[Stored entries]
══════

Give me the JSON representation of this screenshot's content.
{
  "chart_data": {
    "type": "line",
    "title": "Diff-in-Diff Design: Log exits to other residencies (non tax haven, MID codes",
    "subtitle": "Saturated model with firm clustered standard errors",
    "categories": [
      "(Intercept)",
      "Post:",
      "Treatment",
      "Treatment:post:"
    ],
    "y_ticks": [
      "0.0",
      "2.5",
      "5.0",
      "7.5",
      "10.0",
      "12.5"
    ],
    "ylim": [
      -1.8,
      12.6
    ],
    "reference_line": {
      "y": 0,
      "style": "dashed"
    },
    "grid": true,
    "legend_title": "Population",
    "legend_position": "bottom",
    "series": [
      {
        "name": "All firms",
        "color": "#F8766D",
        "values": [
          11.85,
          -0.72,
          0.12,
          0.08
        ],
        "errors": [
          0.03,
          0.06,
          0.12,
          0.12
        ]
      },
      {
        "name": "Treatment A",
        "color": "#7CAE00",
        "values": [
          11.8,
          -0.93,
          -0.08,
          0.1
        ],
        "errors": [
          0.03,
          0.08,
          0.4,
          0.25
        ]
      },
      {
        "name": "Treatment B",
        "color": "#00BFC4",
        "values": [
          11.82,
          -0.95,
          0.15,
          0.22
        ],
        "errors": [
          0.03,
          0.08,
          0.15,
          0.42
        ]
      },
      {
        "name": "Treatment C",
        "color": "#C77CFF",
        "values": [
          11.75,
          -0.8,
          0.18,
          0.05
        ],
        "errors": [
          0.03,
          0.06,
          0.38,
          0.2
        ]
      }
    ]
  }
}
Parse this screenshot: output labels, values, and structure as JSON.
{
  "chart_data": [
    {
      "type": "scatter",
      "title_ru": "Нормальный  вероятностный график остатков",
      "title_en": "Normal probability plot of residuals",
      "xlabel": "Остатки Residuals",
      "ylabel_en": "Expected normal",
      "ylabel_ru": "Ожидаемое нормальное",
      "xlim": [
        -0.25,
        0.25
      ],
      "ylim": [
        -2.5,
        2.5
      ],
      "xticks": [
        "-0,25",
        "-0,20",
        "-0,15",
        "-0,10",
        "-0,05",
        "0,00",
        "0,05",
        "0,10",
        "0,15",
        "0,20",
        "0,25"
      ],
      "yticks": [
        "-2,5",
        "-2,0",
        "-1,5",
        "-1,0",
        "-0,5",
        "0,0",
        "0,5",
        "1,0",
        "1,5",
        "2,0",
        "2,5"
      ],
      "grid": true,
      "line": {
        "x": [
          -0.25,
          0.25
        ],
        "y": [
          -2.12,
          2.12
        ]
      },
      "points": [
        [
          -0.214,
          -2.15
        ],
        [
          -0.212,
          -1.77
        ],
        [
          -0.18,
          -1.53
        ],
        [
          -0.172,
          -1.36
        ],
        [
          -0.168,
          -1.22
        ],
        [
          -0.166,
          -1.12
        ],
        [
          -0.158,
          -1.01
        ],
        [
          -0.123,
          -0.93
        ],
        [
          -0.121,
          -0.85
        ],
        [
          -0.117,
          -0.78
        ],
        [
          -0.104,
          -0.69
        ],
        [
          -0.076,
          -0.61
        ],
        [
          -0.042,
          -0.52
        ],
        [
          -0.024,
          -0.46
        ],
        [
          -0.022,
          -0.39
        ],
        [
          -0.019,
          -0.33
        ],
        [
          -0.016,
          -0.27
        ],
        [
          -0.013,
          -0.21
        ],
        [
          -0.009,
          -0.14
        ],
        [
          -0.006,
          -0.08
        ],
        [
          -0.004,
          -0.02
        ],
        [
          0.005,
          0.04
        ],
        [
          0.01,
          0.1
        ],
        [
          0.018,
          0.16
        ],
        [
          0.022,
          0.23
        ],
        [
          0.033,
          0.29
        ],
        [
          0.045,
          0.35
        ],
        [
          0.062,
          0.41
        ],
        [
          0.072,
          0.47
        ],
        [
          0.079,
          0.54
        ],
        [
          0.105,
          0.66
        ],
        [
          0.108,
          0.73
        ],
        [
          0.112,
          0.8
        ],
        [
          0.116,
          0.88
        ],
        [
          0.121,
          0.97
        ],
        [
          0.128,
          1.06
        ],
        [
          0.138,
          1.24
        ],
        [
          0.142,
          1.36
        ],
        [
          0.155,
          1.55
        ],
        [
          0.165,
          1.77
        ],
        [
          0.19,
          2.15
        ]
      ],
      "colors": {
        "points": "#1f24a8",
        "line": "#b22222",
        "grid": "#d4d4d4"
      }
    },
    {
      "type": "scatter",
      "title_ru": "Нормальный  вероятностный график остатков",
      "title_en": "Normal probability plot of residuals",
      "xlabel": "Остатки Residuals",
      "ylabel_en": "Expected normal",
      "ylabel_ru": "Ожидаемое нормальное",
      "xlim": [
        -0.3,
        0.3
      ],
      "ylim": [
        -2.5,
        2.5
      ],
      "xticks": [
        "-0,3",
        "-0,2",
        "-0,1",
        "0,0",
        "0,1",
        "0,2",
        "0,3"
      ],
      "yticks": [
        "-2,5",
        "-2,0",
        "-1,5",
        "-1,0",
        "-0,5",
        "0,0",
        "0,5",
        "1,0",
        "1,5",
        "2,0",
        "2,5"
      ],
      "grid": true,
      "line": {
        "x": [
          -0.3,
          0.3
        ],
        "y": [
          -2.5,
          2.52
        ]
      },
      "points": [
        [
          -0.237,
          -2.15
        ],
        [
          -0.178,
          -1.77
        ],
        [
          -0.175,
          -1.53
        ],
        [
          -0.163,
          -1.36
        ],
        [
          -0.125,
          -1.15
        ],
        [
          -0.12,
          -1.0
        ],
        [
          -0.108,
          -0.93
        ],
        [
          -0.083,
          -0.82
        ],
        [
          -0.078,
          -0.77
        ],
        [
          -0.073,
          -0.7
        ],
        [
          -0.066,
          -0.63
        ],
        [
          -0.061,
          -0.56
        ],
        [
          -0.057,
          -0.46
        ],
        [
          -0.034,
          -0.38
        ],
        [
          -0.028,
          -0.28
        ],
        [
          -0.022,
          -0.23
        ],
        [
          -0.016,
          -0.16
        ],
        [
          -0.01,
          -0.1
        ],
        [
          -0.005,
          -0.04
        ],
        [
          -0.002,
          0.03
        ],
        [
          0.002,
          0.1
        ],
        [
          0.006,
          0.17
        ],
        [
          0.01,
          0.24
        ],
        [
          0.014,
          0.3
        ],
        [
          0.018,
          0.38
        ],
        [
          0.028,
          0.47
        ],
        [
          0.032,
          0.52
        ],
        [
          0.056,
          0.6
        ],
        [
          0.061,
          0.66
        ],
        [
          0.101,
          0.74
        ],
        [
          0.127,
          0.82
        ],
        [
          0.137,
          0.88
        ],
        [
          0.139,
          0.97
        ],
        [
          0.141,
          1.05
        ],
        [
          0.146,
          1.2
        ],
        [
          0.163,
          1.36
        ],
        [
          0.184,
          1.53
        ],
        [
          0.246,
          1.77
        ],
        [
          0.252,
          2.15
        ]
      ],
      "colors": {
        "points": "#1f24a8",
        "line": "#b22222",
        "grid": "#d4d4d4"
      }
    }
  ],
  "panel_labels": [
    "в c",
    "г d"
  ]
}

══════

Every record shown above must be echoed exactly.

Result of this task:
Give me the JSON representation of this screenshot's content.
{
  "chart_data": {
    "type": "line",
    "title": "Diff-in-Diff Design: Log exits to other residencies (non tax haven, MID codes",
    "subtitle": "Saturated model with firm clustered standard errors",
    "categories": [
      "(Intercept)",
      "Post:",
      "Treatment",
      "Treatment:post:"
    ],
    "y_ticks": [
      "0.0",
      "2.5",
      "5.0",
      "7.5",
      "10.0",
      "12.5"
    ],
    "ylim": [
      -1.8,
      12.6
    ],
    "reference_line": {
      "y": 0,
      "style": "dashed"
    },
    "grid": true,
    "legend_title": "Population",
    "legend_position": "bottom",
    "series": [
      {
        "name": "All firms",
        "color": "#F8766D",
        "values": [
          11.85,
          -0.72,
          0.12,
          0.08
        ],
        "errors": [
          0.03,
          0.06,
          0.12,
          0.12
        ]
      },
      {
        "name": "Treatment A",
        "color": "#7CAE00",
        "values": [
          11.8,
          -0.93,
          -0.08,
          0.1
        ],
        "errors": [
          0.03,
          0.08,
          0.4,
          0.25
        ]
      },
      {
        "name": "Treatment B",
        "color": "#00BFC4",
        "values": [
          11.82,
          -0.95,
          0.15,
          0.22
        ],
        "errors": [
          0.03,
          0.08,
          0.15,
          0.42
        ]
      },
      {
        "name": "Treatment C",
        "color": "#C77CFF",
        "values": [
          11.75,
          -0.8,
          0.18,
          0.05
        ],
        "errors": [
          0.03,
          0.06,
          0.38,
          0.2
        ]
      }
    ]
  }
}
Parse this screenshot: output labels, values, and structure as JSON.
{
  "chart_data": [
    {
      "type": "scatter",
      "title_ru": "Нормальный  вероятностный график остатков",
      "title_en": "Normal probability plot of residuals",
      "xlabel": "Остатки Residuals",
      "ylabel_en": "Expected normal",
      "ylabel_ru": "Ожидаемое нормальное",
      "xlim": [
        -0.25,
        0.25
      ],
      "ylim": [
        -2.5,
        2.5
      ],
      "xticks": [
        "-0,25",
        "-0,20",
        "-0,15",
        "-0,10",
        "-0,05",
        "0,00",
        "0,05",
        "0,10",
        "0,15",
        "0,20",
        "0,25"
      ],
      "yticks": [
        "-2,5",
        "-2,0",
        "-1,5",
        "-1,0",
        "-0,5",
        "0,0",
        "0,5",
        "1,0",
        "1,5",
        "2,0",
        "2,5"
      ],
      "grid": true,
      "line": {
        "x": [
          -0.25,
          0.25
        ],
        "y": [
          -2.12,
          2.12
        ]
      },
      "points": [
        [
          -0.214,
          -2.15
        ],
        [
          -0.212,
          -1.77
        ],
        [
          -0.18,
          -1.53
        ],
        [
          -0.172,
          -1.36
        ],
        [
          -0.168,
          -1.22
        ],
        [
          -0.166,
          -1.12
        ],
        [
          -0.158,
          -1.01
        ],
        [
          -0.123,
          -0.93
        ],
        [
          -0.121,
          -0.85
        ],
        [
          -0.117,
          -0.78
        ],
        [
          -0.104,
          -0.69
        ],
        [
          -0.076,
          -0.61
        ],
        [
          -0.042,
          -0.52
        ],
        [
          -0.024,
          -0.46
        ],
        [
          -0.022,
          -0.39
        ],
        [
          -0.019,
          -0.33
        ],
        [
          -0.016,
          -0.27
        ],
        [
          -0.013,
          -0.21
        ],
        [
          -0.009,
          -0.14
        ],
        [
          -0.006,
          -0.08
        ],
        [
          -0.004,
          -0.02
        ],
        [
          0.005,
          0.04
        ],
        [
          0.01,
          0.1
        ],
        [
          0.018,
          0.16
        ],
        [
          0.022,
          0.23
        ],
        [
          0.033,
          0.29
        ],
        [
          0.045,
          0.35
        ],
        [
          0.062,
          0.41
        ],
        [
          0.072,
          0.47
        ],
        [
          0.079,
          0.54
        ],
        [
          0.105,
          0.66
        ],
        [
          0.108,
          0.73
        ],
        [
          0.112,
          0.8
        ],
        [
          0.116,
          0.88
        ],
        [
          0.121,
          0.97
        ],
        [
          0.128,
          1.06
        ],
        [
          0.138,
          1.24
        ],
        [
          0.142,
          1.36
        ],
        [
          0.155,
          1.55
        ],
        [
          0.165,
          1.77
        ],
        [
          0.19,
          2.15
        ]
      ],
      "colors": {
        "points": "#1f24a8",
        "line": "#b22222",
        "grid": "#d4d4d4"
      }
    },
    {
      "type": "scatter",
      "title_ru": "Нормальный  вероятностный график остатков",
      "title_en": "Normal probability plot of residuals",
      "xlabel": "Остатки Residuals",
      "ylabel_en": "Expected normal",
      "ylabel_ru": "Ожидаемое нормальное",
      "xlim": [
        -0.3,
        0.3
      ],
      "ylim": [
        -2.5,
        2.5
      ],
      "xticks": [
        "-0,3",
        "-0,2",
        "-0,1",
        "0,0",
        "0,1",
        "0,2",
        "0,3"
      ],
      "yticks": [
        "-2,5",
        "-2,0",
        "-1,5",
        "-1,0",
        "-0,5",
        "0,0",
        "0,5",
        "1,0",
        "1,5",
        "2,0",
        "2,5"
      ],
      "grid": true,
      "line": {
        "x": [
          -0.3,
          0.3
        ],
        "y": [
          -2.5,
          2.52
        ]
      },
      "points": [
        [
          -0.237,
          -2.15
        ],
        [
          -0.178,
          -1.77
        ],
        [
          -0.175,
          -1.53
        ],
        [
          -0.163,
          -1.36
        ],
        [
          -0.125,
          -1.15
        ],
        [
          -0.12,
          -1.0
        ],
        [
          -0.108,
          -0.93
        ],
        [
          -0.083,
          -0.82
        ],
        [
          -0.078,
          -0.77
        ],
        [
          -0.073,
          -0.7
        ],
        [
          -0.066,
          -0.63
        ],
        [
          -0.061,
          -0.56
        ],
        [
          -0.057,
          -0.46
        ],
        [
          -0.034,
          -0.38
        ],
        [
          -0.028,
          -0.28
        ],
        [
          -0.022,
          -0.23
        ],
        [
          -0.016,
          -0.16
        ],
        [
          -0.01,
          -0.1
        ],
        [
          -0.005,
          -0.04
        ],
        [
          -0.002,
          0.03
        ],
        [
          0.002,
          0.1
        ],
        [
          0.006,
          0.17
        ],
        [
          0.01,
          0.24
        ],
        [
          0.014,
          0.3
        ],
        [
          0.018,
          0.38
        ],
        [
          0.028,
          0.47
        ],
        [
          0.032,
          0.52
        ],
        [
          0.056,
          0.6
        ],
        [
          0.061,
          0.66
        ],
        [
          0.101,
          0.74
        ],
        [
          0.127,
          0.82
        ],
        [
          0.137,
          0.88
        ],
        [
          0.139,
          0.97
        ],
        [
          0.141,
          1.05
        ],
        [
          0.146,
          1.2
        ],
        [
          0.163,
          1.36
        ],
        [
          0.184,
          1.53
        ],
        [
          0.246,
          1.77
        ],
        [
          0.252,
          2.15
        ]
      ],
      "colors": {
        "points": "#1f24a8",
        "line": "#b22222",
        "grid": "#d4d4d4"
      }
    }
  ],
  "panel_labels": [
    "в c",
    "г d"
  ]
}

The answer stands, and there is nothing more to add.